[Dataset rows about figures]
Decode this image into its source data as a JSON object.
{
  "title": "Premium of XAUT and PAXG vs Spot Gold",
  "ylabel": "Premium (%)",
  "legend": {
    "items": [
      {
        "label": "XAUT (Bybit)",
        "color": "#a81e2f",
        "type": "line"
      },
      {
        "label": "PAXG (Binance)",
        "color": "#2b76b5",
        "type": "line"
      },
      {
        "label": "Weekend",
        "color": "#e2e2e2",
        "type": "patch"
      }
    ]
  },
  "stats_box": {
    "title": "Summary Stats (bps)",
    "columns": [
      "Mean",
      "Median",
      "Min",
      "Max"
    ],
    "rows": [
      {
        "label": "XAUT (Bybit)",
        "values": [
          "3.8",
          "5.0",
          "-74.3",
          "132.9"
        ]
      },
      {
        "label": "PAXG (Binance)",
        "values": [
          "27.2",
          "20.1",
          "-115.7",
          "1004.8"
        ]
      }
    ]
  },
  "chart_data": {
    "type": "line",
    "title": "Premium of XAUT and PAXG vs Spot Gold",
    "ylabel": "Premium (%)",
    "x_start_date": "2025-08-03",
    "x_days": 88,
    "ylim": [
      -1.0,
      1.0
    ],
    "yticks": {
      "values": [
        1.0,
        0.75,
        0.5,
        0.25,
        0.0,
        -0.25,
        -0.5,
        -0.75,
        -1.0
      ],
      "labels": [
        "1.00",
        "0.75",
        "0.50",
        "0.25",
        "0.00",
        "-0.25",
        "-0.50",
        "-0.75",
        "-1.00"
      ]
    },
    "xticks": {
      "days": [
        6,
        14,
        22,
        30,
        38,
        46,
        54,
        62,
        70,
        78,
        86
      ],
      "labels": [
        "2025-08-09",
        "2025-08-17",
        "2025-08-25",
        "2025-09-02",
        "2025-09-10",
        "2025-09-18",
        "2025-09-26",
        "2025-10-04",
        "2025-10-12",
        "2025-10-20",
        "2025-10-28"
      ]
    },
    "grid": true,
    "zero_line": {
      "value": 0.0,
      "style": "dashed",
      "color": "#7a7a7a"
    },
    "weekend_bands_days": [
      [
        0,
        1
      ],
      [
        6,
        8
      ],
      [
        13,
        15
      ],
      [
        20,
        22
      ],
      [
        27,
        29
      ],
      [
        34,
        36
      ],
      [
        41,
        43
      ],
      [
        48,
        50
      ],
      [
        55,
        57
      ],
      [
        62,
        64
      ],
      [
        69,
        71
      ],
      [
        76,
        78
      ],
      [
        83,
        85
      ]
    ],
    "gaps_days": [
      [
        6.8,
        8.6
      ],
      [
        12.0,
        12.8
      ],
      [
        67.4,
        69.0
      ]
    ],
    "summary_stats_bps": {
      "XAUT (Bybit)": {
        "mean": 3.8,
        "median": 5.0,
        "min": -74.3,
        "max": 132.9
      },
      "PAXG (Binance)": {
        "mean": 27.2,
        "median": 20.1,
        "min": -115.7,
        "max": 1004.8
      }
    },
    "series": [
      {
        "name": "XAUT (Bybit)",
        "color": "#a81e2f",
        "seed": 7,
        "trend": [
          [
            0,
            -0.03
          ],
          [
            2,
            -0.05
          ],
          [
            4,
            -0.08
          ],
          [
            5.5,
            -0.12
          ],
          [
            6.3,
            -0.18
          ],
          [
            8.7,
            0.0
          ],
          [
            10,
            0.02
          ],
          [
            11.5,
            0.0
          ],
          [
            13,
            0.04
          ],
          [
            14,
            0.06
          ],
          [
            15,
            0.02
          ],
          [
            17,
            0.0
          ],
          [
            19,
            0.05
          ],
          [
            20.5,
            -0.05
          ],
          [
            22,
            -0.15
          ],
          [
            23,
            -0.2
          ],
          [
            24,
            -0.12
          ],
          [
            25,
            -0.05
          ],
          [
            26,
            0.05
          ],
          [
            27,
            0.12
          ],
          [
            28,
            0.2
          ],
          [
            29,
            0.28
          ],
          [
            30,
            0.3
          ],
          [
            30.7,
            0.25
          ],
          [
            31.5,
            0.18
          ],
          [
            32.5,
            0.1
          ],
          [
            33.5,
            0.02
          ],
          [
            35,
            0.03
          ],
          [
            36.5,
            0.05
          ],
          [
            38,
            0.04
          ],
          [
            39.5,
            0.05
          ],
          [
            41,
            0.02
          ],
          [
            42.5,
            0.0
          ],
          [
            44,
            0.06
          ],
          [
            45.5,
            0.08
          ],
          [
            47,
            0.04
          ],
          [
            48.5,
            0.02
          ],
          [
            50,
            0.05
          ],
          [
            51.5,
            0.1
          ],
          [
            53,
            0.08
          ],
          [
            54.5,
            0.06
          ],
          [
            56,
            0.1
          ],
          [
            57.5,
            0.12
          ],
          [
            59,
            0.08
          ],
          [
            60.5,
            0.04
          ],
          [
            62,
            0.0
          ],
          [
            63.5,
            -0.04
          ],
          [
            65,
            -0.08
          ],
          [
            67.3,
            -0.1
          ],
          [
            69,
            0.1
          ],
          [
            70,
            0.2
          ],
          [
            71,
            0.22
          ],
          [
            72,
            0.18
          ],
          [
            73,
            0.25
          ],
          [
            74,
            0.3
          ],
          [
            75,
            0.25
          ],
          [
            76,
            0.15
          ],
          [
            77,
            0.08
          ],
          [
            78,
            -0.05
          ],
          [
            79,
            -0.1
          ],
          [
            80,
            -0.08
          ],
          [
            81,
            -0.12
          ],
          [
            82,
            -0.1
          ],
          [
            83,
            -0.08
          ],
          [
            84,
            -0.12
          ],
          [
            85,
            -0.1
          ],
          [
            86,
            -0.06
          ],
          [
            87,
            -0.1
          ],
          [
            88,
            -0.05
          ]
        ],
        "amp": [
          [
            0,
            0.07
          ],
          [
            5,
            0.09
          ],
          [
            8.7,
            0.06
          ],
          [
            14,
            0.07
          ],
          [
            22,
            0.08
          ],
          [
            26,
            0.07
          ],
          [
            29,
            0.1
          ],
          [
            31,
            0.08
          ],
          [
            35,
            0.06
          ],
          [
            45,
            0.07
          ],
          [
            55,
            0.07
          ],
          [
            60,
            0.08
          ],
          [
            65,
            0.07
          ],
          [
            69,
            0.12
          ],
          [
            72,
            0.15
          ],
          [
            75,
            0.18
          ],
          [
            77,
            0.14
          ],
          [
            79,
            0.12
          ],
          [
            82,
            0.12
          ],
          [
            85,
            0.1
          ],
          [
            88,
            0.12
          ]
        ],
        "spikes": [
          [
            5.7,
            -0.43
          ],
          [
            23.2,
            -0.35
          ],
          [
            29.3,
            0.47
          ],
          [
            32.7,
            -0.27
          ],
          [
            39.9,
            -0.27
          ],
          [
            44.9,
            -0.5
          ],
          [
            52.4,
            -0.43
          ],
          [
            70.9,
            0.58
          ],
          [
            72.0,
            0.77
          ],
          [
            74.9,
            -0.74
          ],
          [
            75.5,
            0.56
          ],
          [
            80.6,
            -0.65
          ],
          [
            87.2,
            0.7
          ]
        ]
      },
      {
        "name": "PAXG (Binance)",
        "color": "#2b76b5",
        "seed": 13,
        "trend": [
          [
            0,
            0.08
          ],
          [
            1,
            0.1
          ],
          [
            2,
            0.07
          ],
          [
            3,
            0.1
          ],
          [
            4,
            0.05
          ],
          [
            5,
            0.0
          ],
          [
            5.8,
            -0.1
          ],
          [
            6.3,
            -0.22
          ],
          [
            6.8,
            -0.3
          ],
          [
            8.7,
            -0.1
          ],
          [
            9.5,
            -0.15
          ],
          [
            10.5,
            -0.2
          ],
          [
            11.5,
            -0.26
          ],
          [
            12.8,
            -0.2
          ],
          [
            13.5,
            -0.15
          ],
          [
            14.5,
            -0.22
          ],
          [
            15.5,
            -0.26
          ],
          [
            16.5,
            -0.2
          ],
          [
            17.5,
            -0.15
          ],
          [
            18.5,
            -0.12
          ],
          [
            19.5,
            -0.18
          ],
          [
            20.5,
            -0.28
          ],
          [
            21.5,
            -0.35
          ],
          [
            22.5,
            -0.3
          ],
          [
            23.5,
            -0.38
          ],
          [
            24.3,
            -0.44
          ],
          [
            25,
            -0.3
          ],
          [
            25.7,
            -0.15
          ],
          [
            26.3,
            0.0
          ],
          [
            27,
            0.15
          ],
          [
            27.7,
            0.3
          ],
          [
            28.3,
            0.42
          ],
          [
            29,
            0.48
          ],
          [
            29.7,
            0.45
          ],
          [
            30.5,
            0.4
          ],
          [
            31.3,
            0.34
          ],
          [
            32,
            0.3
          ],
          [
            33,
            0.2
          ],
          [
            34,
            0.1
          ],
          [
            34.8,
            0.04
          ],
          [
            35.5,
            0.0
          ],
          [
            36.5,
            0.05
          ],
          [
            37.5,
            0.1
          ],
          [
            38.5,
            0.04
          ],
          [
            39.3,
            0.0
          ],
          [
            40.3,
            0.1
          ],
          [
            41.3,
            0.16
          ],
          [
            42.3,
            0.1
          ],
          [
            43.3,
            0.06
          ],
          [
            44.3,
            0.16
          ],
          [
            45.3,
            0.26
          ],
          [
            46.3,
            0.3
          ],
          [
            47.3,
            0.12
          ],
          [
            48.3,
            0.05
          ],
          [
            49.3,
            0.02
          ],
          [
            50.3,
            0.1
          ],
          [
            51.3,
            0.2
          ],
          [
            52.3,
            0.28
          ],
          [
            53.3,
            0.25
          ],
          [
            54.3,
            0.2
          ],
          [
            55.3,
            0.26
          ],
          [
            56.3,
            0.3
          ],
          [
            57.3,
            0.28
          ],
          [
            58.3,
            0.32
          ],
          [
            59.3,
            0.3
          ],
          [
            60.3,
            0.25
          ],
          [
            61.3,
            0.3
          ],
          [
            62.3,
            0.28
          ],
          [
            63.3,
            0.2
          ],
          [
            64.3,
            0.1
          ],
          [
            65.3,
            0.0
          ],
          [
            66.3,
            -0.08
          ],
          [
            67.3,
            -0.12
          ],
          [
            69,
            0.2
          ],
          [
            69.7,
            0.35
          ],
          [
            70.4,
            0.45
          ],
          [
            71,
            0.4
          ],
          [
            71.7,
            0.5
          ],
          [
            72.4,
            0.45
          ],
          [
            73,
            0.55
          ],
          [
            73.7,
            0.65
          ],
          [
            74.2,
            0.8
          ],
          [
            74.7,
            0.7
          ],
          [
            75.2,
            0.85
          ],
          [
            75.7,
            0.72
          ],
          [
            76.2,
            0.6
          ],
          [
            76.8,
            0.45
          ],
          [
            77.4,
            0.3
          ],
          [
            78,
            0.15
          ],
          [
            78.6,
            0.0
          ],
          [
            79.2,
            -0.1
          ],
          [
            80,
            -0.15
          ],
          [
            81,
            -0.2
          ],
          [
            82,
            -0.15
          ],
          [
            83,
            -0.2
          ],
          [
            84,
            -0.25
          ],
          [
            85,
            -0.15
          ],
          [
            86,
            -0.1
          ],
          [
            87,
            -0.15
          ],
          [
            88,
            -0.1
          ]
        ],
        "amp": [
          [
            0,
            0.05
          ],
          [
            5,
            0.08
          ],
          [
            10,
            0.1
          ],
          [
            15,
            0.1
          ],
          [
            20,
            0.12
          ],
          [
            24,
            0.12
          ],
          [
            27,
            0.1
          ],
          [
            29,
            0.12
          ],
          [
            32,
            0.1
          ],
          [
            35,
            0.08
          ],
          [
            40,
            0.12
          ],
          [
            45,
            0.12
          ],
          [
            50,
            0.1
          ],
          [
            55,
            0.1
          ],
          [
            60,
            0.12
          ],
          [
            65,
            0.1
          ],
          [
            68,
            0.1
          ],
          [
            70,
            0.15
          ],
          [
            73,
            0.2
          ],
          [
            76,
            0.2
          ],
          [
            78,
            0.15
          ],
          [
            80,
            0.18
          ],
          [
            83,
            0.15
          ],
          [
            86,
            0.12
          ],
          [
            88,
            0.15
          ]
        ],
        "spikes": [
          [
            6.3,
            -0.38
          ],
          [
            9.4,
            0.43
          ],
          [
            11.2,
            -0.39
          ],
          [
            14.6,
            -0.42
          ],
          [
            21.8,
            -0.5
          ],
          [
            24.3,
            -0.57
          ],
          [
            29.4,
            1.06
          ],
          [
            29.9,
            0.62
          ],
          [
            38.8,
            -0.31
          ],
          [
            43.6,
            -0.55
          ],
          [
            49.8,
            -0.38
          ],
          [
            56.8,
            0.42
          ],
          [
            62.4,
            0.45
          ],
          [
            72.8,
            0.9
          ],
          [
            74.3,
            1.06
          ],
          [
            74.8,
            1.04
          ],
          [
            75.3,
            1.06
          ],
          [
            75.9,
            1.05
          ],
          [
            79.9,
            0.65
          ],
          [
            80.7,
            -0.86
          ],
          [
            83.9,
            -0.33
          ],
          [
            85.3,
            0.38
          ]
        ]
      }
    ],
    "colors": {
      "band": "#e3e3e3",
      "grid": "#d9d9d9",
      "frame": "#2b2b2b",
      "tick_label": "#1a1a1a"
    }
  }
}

• [TASK OBJECTIVE]
Report all lines of the data above that include the string "type".

• [EXERCISE ANSWER]
        "type": "line"
        "type": "line"
        "type": "patch"
    "type": "line",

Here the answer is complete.